Copy out the listing that follows exactly, dropping every picture.
-------
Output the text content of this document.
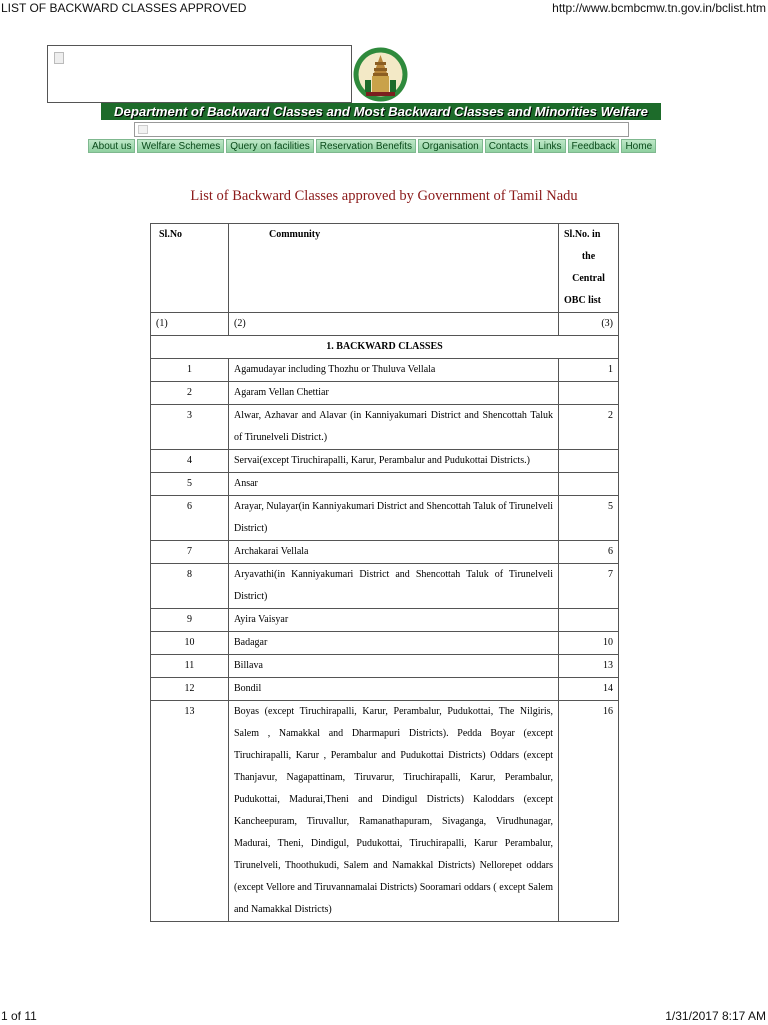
LIST OF BACKWARD CLASSES APPROVED	http://www.bcmbcmw.tn.gov.in/bclist.htm
Department of Backward Classes and Most Backward Classes and Minorities Welfare
About us	Welfare Schemes	Query on facilities	Reservation Benefits	Organisation	Contacts	Links	Feedback	Home
List of Backward Classes approved by Government of Tamil Nadu
Sl.No	Community	Sl.No. in
the
Central
OBC list

(1)	(2)	(3)
1. BACKWARD CLASSES		
1	Agamudayar including Thozhu or Thuluva Vellala	1
2	Agaram Vellan Chettiar	
3	Alwar, Azhavar and Alavar (in Kanniyakumari District and Shencottah Taluk of Tirunelveli District.)	2
4	Servai(except Tiruchirapalli, Karur, Perambalur and Pudukottai Districts.)	
5	Ansar	
6	Arayar, Nulayar(in Kanniyakumari District and Shencottah Taluk of Tirunelveli District)	5
7	Archakarai Vellala	6
8	Aryavathi(in Kanniyakumari District and Shencottah Taluk of Tirunelveli District)	7
9	Ayira Vaisyar	
10	Badagar	10
11	Billava	13
12	Bondil	14
13	Boyas (except Tiruchirapalli, Karur, Perambalur, Pudukottai, The Nilgiris, Salem , Namakkal and Dharmapuri Districts). Pedda Boyar (except Tiruchirapalli, Karur , Perambalur and Pudukottai Districts) Oddars (except Thanjavur, Nagapattinam, Tiruvarur, Tiruchirapalli, Karur, Perambalur, Pudukottai, Madurai,Theni and Dindigul Districts) Kaloddars (except Kancheepuram, Tiruvallur, Ramanathapuram, Sivaganga, Virudhunagar, Madurai, Theni, Dindigul, Pudukottai, Tiruchirapalli, Karur Perambalur, Tirunelveli, Thoothukudi, Salem and Namakkal Districts) Nellorepet oddars (except Vellore and Tiruvannamalai Districts) Sooramari oddars ( except Salem and Namakkal Districts)	16
1 of 11	1/31/2017 8:17 AM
-------
### [Result of the task]
Output the text content of this document.
LIST OF BACKWARD CLASSES APPROVED	http://www.bcmbcmw.tn.gov.in/bclist.htm
Department of Backward Classes and Most Backward Classes and Minorities Welfare
About us	Welfare Schemes	Query on facilities	Reservation Benefits	Organisation	Contacts	Links	Feedback	Home
List of Backward Classes approved by Government of Tamil Nadu
Sl.No	Community	Sl.No. in
the
Central
OBC list

(1)	(2)	(3)
1. BACKWARD CLASSES		
1	Agamudayar including Thozhu or Thuluva Vellala	1
2	Agaram Vellan Chettiar	
3	Alwar, Azhavar and Alavar (in Kanniyakumari District and Shencottah Taluk of Tirunelveli District.)	2
4	Servai(except Tiruchirapalli, Karur, Perambalur and Pudukottai Districts.)	
5	Ansar	
6	Arayar, Nulayar(in Kanniyakumari District and Shencottah Taluk of Tirunelveli District)	5
7	Archakarai Vellala	6
8	Aryavathi(in Kanniyakumari District and Shencottah Taluk of Tirunelveli District)	7
9	Ayira Vaisyar	
10	Badagar	10
11	Billava	13
12	Bondil	14
13	Boyas (except Tiruchirapalli, Karur, Perambalur, Pudukottai, The Nilgiris, Salem , Namakkal and Dharmapuri Districts). Pedda Boyar (except Tiruchirapalli, Karur , Perambalur and Pudukottai Districts) Oddars (except Thanjavur, Nagapattinam, Tiruvarur, Tiruchirapalli, Karur, Perambalur, Pudukottai, Madurai,Theni and Dindigul Districts) Kaloddars (except Kancheepuram, Tiruvallur, Ramanathapuram, Sivaganga, Virudhunagar, Madurai, Theni, Dindigul, Pudukottai, Tiruchirapalli, Karur Perambalur, Tirunelveli, Thoothukudi, Salem and Namakkal Districts) Nellorepet oddars (except Vellore and Tiruvannamalai Districts) Sooramari oddars ( except Salem and Namakkal Districts)	16
1 of 11	1/31/2017 8:17 AM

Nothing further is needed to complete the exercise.